[Layout records]
———
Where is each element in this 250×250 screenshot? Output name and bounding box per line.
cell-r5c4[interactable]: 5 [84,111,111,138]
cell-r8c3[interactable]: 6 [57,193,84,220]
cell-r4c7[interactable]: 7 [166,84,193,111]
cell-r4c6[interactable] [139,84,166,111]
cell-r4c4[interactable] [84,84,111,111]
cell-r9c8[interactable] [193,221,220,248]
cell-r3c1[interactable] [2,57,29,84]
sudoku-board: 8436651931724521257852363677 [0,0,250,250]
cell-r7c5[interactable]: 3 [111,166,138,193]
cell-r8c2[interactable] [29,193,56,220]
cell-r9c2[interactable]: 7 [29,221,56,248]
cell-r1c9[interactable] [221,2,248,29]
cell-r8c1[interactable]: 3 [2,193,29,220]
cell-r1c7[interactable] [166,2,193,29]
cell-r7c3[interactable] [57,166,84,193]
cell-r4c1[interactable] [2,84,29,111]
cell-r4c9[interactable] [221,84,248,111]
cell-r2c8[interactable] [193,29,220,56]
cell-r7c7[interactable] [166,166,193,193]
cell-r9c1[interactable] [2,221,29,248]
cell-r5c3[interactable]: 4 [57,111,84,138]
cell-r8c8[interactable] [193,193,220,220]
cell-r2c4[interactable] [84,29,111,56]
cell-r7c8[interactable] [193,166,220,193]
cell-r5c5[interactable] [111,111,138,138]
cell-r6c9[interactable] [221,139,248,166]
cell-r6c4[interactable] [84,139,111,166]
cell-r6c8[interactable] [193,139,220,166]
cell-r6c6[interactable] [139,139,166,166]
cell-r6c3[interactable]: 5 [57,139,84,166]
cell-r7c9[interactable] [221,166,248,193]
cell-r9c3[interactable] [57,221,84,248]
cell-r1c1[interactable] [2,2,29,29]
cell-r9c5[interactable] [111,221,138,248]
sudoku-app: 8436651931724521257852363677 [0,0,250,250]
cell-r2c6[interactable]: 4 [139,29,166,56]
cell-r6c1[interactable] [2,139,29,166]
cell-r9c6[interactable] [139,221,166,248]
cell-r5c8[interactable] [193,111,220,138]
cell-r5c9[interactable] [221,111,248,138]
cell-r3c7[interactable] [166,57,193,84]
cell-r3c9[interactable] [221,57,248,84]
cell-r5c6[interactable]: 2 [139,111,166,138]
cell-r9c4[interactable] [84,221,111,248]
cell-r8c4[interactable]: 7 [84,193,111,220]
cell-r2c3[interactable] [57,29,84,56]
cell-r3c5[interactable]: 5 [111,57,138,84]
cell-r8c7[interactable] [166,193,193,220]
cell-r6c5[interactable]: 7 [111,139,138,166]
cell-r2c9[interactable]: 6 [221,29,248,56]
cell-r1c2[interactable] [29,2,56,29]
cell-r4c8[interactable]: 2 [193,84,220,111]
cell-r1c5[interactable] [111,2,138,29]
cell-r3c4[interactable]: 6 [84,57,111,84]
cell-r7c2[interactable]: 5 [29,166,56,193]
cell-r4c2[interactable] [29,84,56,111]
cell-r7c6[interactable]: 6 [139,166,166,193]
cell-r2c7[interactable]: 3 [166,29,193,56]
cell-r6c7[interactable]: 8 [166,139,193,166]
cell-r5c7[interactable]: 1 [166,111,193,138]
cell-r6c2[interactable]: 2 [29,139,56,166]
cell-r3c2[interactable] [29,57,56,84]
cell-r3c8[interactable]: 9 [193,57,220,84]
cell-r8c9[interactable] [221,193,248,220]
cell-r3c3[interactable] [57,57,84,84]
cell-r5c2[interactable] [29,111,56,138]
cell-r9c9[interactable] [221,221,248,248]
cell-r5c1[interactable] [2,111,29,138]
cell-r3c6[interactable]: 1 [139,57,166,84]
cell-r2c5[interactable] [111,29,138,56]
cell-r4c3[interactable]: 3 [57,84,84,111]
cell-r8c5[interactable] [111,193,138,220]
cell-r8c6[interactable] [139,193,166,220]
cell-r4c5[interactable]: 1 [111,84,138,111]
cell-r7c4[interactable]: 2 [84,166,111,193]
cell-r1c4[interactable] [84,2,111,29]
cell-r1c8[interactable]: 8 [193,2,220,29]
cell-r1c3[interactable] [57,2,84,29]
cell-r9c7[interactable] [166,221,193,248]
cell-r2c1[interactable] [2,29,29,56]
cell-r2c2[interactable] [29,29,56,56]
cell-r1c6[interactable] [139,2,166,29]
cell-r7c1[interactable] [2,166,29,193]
———
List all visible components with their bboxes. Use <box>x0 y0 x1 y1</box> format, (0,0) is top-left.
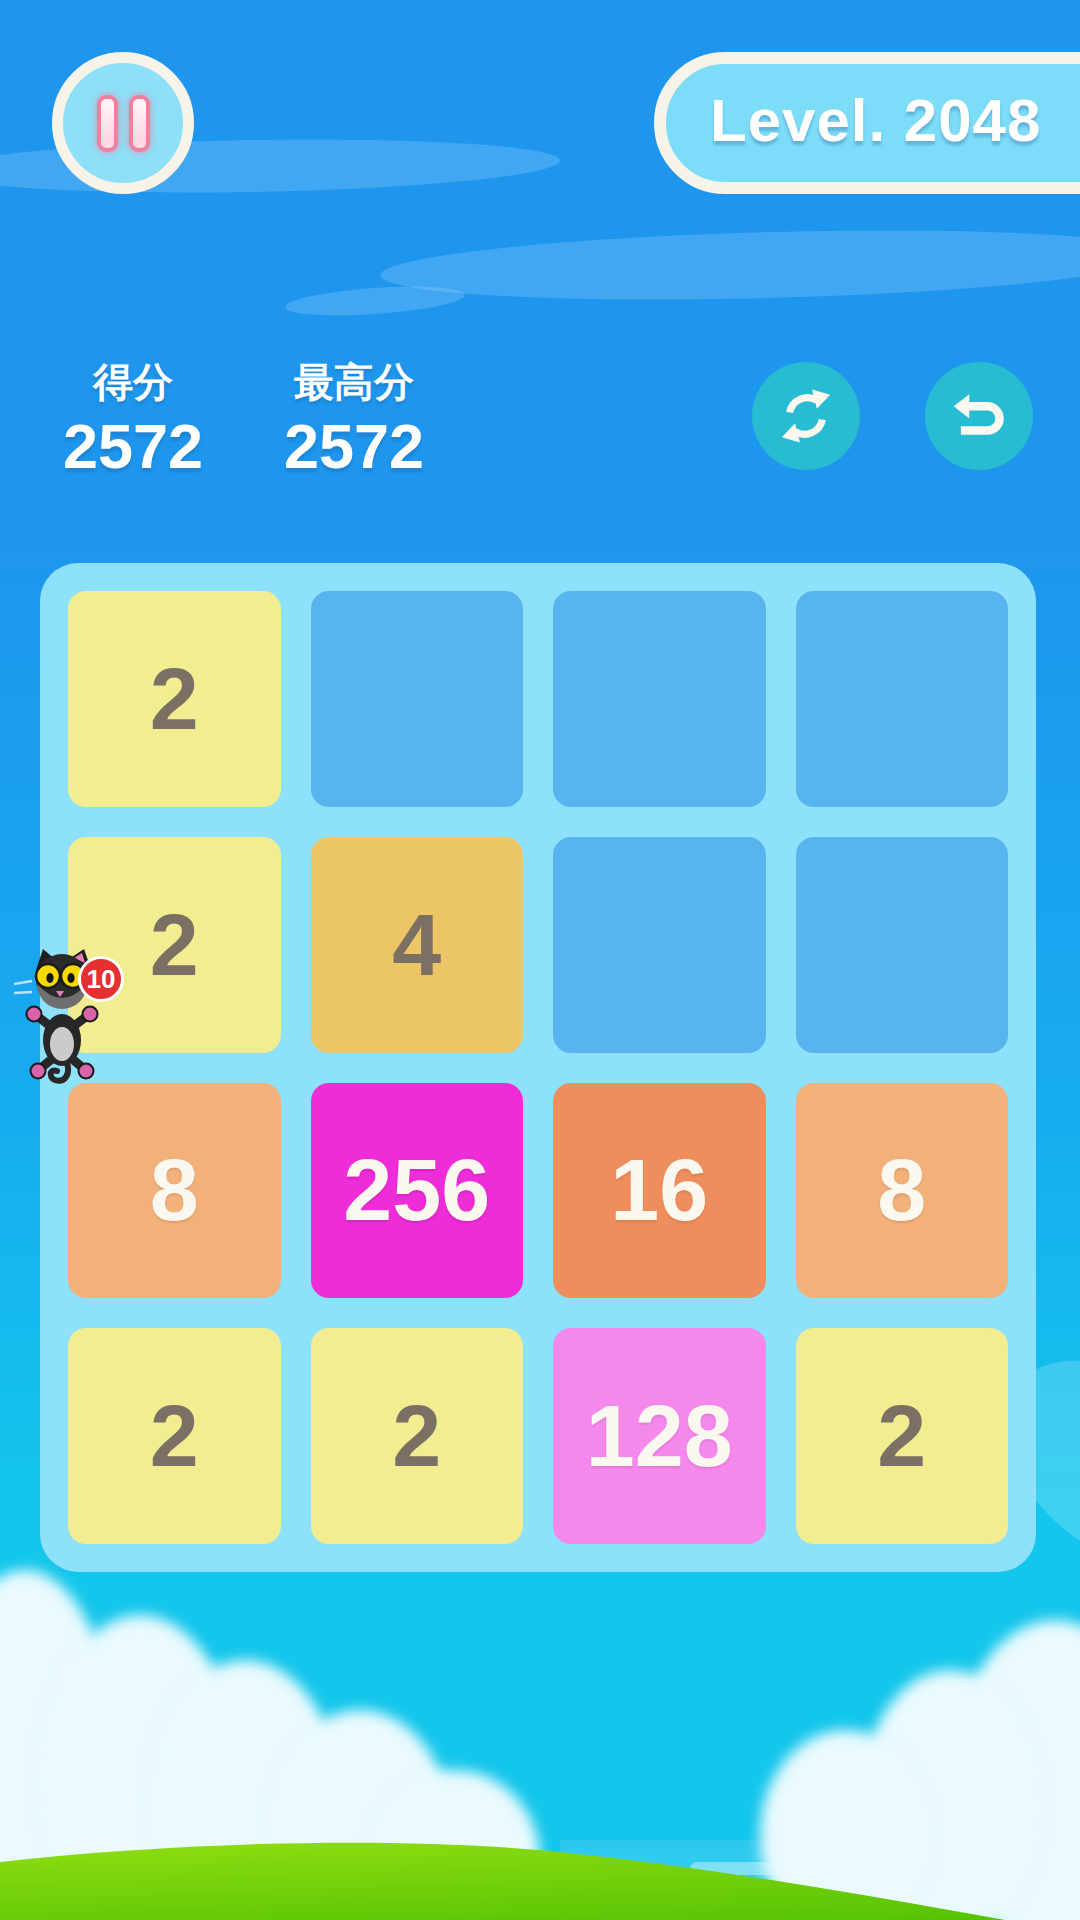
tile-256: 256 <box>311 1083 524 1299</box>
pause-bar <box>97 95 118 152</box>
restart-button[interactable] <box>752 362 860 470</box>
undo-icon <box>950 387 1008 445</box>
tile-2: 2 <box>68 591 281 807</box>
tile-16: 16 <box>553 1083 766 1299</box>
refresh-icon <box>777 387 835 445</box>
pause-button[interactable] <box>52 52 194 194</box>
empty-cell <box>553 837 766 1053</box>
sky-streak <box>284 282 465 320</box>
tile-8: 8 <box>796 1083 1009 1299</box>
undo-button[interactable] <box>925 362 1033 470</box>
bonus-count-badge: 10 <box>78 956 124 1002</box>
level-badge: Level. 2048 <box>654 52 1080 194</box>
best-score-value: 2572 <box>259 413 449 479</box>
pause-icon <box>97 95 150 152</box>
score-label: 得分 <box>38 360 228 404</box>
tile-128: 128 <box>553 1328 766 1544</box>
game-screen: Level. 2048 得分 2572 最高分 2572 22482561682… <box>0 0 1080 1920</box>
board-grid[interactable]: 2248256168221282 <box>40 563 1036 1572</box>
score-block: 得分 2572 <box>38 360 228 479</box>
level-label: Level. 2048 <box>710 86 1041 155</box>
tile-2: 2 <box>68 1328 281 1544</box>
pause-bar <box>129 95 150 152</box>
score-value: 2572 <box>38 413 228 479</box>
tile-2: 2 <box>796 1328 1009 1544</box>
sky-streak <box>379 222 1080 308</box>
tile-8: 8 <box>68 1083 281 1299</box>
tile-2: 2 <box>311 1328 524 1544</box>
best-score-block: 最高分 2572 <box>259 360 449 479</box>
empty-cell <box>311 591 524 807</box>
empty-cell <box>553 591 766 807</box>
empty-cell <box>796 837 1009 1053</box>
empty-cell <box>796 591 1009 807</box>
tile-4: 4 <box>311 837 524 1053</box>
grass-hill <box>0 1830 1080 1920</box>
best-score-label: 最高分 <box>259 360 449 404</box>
———
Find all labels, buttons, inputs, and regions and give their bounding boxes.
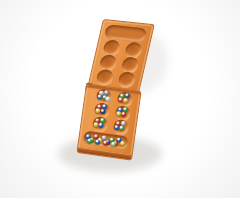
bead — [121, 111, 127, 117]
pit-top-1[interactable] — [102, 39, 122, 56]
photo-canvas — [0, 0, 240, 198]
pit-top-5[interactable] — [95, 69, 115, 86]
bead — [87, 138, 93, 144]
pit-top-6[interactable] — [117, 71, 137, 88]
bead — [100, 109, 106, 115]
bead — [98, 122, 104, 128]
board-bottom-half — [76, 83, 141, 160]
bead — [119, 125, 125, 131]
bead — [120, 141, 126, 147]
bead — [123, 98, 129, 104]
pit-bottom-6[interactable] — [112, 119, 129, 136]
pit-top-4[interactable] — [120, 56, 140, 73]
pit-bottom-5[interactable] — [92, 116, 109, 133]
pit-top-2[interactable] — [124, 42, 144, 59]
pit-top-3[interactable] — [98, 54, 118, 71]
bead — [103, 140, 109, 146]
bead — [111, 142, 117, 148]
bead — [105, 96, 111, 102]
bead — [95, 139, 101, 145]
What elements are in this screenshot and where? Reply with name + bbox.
———
*The exercise*. Reproduce unchanged the lines of the listing above, starting with the line that contains "List all visible" and going on through the line that contains "refresh-icon <box>777 387 835 445</box>", and leave the pictures out of your answer.

*Completed task*.
List all visible components with their bboxes. Use <box>x0 y0 x1 y1</box> format, (0,0) is top-left.
tile-256: 256 <box>311 1083 524 1299</box>
pause-bar <box>97 95 118 152</box>
restart-button[interactable] <box>752 362 860 470</box>
undo-icon <box>950 387 1008 445</box>
tile-2: 2 <box>68 591 281 807</box>
tile-16: 16 <box>553 1083 766 1299</box>
refresh-icon <box>777 387 835 445</box>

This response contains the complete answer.